> **Given instruction**: Return the lines where the word "title" occurs.

> **Data to process**:

################

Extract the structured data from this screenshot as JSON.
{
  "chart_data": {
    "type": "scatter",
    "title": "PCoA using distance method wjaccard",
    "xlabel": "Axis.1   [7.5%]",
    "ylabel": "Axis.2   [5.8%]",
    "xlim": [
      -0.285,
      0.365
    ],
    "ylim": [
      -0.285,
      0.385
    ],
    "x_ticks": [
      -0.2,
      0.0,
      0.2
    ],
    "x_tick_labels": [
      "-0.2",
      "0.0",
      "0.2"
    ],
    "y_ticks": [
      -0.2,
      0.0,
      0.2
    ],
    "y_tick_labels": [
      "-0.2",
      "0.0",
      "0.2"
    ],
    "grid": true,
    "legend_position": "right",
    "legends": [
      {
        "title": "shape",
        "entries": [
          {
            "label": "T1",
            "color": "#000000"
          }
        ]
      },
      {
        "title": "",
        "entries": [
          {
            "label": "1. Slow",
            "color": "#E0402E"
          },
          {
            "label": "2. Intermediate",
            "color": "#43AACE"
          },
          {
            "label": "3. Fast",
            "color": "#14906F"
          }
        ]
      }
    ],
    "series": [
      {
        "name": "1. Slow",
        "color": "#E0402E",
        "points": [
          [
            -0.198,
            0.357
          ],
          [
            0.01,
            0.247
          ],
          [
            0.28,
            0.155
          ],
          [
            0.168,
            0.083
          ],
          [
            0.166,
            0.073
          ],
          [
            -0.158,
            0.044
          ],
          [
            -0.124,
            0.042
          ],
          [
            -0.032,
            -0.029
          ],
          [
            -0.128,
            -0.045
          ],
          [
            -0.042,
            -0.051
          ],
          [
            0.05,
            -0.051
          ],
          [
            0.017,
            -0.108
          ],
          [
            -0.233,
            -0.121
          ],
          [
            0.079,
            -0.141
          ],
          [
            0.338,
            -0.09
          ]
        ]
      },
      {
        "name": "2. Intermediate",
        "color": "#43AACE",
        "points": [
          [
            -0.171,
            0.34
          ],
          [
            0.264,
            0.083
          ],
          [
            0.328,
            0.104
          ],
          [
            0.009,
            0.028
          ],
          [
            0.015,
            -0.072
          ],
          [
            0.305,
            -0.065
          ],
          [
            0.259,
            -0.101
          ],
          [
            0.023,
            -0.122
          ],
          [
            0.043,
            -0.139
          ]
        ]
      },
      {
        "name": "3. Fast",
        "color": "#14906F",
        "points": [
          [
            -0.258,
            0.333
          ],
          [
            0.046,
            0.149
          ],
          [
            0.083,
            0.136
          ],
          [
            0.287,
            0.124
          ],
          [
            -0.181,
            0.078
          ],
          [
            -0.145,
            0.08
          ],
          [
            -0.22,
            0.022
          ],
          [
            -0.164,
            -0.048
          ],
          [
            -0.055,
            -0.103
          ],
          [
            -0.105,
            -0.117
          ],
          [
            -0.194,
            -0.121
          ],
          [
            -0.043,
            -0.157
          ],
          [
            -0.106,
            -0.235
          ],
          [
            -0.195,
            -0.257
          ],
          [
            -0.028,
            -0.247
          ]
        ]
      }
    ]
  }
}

################

> **Answer to the exercise**:
    "title": "PCoA using distance method wjaccard",
        "title": "shape",
        "title": "",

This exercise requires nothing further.